Records shown >>
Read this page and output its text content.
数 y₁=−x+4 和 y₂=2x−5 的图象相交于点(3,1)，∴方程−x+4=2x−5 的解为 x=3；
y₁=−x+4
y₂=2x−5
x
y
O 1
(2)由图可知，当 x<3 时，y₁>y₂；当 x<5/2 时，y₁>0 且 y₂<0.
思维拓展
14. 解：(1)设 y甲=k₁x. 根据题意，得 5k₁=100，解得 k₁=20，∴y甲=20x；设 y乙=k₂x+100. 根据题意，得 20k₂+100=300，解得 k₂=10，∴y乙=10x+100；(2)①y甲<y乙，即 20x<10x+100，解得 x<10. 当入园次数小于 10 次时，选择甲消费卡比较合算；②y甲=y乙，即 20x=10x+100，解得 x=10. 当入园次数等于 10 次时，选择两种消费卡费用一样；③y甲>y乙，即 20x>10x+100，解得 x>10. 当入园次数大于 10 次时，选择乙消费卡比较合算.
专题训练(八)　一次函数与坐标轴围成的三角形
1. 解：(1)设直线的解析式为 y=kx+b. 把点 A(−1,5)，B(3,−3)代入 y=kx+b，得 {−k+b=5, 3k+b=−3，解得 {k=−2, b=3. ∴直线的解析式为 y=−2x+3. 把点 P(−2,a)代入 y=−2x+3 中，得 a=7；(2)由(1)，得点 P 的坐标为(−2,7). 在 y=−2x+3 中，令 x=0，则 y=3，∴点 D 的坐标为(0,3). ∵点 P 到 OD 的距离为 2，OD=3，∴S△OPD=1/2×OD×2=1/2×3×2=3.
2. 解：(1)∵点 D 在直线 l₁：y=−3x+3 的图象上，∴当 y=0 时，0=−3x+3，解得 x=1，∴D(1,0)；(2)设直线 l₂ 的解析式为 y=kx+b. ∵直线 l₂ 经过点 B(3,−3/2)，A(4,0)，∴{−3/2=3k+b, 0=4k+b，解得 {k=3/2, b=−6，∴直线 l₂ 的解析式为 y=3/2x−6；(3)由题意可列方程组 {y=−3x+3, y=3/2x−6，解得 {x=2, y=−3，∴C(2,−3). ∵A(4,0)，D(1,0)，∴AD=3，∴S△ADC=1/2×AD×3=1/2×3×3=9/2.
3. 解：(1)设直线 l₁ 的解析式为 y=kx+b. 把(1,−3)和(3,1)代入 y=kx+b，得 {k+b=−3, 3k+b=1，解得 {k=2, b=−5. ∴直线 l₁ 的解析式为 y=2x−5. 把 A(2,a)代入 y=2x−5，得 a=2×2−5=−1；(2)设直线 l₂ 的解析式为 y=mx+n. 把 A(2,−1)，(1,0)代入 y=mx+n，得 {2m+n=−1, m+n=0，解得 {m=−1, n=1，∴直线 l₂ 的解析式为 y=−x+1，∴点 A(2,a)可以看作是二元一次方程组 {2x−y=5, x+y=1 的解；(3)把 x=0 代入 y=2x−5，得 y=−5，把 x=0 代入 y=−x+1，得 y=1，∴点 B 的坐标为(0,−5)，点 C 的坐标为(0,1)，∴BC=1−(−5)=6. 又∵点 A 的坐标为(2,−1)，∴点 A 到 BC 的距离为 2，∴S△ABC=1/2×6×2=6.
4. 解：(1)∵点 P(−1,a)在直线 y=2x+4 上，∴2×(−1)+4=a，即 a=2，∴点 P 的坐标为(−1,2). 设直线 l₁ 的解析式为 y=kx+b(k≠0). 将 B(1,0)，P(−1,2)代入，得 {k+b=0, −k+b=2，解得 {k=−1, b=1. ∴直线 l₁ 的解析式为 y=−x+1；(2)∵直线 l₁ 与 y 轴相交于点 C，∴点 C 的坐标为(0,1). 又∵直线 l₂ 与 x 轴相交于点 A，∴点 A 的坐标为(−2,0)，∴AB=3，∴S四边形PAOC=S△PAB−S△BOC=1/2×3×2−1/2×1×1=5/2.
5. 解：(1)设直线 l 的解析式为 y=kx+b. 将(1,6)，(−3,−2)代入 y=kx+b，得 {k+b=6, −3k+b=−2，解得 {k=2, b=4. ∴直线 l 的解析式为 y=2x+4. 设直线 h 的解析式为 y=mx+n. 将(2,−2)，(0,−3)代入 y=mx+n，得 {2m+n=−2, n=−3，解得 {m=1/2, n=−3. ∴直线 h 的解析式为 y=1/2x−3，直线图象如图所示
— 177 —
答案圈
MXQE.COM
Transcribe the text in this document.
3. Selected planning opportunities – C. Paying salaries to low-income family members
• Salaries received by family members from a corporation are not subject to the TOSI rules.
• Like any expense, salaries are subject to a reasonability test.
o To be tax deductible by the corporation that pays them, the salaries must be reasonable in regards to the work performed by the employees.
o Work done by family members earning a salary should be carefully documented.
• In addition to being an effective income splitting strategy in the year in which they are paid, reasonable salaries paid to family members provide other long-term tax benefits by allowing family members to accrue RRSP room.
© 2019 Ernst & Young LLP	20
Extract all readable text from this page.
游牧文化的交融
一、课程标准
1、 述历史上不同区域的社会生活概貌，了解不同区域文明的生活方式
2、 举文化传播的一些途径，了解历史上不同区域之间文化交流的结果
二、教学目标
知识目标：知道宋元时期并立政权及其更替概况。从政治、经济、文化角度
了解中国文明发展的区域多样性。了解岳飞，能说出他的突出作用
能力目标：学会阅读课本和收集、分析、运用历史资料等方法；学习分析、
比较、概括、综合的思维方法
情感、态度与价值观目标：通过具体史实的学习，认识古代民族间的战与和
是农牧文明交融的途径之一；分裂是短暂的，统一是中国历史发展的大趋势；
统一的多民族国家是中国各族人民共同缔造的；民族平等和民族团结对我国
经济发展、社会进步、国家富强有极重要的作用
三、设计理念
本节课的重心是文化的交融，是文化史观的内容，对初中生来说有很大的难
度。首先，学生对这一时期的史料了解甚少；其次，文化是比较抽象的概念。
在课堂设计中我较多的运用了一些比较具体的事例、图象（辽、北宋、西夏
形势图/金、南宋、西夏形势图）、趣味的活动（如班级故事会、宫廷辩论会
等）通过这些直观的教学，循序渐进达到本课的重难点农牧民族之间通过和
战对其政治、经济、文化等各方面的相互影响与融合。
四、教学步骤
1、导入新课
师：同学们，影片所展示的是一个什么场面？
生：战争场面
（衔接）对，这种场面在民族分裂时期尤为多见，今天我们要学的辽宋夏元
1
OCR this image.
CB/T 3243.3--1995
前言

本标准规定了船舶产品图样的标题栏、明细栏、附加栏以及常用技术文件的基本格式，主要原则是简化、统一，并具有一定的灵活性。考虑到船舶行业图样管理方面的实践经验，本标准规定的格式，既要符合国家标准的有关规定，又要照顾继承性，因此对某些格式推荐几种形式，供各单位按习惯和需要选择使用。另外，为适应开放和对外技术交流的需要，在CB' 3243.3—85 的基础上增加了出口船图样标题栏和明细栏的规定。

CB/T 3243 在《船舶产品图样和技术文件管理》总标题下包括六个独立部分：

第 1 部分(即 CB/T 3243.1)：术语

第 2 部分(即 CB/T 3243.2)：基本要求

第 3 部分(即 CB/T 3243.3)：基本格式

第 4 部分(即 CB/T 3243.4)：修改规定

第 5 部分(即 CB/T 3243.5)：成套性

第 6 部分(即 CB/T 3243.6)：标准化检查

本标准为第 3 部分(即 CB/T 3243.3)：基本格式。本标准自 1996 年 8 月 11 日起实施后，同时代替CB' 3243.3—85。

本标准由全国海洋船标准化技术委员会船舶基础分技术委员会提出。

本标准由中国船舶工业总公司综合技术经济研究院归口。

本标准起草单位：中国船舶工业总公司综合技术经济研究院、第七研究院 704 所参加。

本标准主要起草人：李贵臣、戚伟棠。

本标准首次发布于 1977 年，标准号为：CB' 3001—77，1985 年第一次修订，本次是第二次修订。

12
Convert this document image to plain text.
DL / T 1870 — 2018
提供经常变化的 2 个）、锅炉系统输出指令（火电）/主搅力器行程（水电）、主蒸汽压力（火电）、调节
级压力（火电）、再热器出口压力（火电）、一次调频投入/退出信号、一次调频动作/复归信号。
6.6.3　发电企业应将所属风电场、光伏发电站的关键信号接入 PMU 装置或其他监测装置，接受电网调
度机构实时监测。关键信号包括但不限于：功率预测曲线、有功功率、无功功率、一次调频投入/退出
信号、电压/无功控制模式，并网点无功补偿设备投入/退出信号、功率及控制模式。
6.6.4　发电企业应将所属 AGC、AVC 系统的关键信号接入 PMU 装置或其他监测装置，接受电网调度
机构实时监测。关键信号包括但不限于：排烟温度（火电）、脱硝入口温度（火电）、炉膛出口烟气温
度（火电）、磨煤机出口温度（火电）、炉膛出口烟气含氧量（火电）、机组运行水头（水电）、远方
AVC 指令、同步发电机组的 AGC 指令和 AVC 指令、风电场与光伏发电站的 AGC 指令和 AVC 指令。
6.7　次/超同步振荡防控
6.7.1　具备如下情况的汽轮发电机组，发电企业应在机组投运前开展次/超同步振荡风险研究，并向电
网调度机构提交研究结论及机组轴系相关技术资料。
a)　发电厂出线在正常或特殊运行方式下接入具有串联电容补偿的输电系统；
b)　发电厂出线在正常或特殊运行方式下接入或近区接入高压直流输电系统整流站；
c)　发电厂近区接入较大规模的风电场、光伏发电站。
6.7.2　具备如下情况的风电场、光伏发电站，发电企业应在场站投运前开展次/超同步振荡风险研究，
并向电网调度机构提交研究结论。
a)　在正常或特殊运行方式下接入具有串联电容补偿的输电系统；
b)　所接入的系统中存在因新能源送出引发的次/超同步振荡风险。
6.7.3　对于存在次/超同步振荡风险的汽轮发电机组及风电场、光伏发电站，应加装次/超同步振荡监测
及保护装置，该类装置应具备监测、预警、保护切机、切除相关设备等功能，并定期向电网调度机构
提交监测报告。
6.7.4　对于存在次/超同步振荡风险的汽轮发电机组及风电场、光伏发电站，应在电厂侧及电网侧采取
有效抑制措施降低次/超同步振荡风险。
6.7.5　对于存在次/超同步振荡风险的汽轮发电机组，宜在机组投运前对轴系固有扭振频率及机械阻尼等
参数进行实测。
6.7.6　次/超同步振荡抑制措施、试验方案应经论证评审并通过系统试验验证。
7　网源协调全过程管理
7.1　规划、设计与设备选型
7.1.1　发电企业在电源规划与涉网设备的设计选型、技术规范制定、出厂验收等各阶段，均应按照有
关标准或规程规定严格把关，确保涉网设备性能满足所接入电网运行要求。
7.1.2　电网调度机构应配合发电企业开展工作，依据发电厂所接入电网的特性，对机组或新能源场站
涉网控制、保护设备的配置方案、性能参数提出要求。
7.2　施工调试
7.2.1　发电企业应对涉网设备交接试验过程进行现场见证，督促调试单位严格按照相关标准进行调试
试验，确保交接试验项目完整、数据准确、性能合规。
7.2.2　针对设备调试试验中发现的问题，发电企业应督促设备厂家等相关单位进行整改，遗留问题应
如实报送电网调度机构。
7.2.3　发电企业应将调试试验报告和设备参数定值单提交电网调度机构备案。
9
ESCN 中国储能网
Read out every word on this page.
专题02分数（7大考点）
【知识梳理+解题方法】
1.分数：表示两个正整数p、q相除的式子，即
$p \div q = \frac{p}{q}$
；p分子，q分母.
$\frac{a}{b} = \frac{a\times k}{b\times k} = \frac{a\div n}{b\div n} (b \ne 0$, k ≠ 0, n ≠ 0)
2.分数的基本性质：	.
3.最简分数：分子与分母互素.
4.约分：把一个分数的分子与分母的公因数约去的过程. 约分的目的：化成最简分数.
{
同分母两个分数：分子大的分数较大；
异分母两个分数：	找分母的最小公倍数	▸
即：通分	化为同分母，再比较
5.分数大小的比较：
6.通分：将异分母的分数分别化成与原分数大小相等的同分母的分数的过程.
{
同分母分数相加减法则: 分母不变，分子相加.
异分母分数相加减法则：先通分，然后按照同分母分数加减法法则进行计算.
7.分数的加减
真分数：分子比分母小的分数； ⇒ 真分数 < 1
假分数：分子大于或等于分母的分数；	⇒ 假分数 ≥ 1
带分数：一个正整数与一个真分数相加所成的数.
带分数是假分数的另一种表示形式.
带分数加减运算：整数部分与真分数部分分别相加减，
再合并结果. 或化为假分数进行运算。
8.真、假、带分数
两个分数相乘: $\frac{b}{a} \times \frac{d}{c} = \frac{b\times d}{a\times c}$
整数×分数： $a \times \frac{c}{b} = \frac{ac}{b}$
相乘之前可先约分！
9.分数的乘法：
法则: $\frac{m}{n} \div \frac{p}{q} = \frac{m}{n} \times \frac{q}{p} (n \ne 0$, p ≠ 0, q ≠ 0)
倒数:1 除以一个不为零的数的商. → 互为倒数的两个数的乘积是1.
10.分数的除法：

What you have to do >>
Above are the records; copy exactly the lines from the one with "Read out every word on this page." through the final line.

Solution below >>
Read out every word on this page.
专题02分数（7大考点）
【知识梳理+解题方法】
1.分数：表示两个正整数p、q相除的式子，即
$p \div q = \frac{p}{q}$
；p分子，q分母.
$\frac{a}{b} = \frac{a\times k}{b\times k} = \frac{a\div n}{b\div n} (b \ne 0$, k ≠ 0, n ≠ 0)
2.分数的基本性质：	.
3.最简分数：分子与分母互素.
4.约分：把一个分数的分子与分母的公因数约去的过程. 约分的目的：化成最简分数.
{
同分母两个分数：分子大的分数较大；
异分母两个分数：	找分母的最小公倍数	▸
即：通分	化为同分母，再比较
5.分数大小的比较：
6.通分：将异分母的分数分别化成与原分数大小相等的同分母的分数的过程.
{
同分母分数相加减法则: 分母不变，分子相加.
异分母分数相加减法则：先通分，然后按照同分母分数加减法法则进行计算.
7.分数的加减
真分数：分子比分母小的分数； ⇒ 真分数 < 1
假分数：分子大于或等于分母的分数；	⇒ 假分数 ≥ 1
带分数：一个正整数与一个真分数相加所成的数.
带分数是假分数的另一种表示形式.
带分数加减运算：整数部分与真分数部分分别相加减，
再合并结果. 或化为假分数进行运算。
8.真、假、带分数
两个分数相乘: $\frac{b}{a} \times \frac{d}{c} = \frac{b\times d}{a\times c}$
整数×分数： $a \times \frac{c}{b} = \frac{ac}{b}$
相乘之前可先约分！
9.分数的乘法：
法则: $\frac{m}{n} \div \frac{p}{q} = \frac{m}{n} \times \frac{q}{p} (n \ne 0$, p ≠ 0, q ≠ 0)
倒数:1 除以一个不为零的数的商. → 互为倒数的两个数的乘积是1.
10.分数的除法：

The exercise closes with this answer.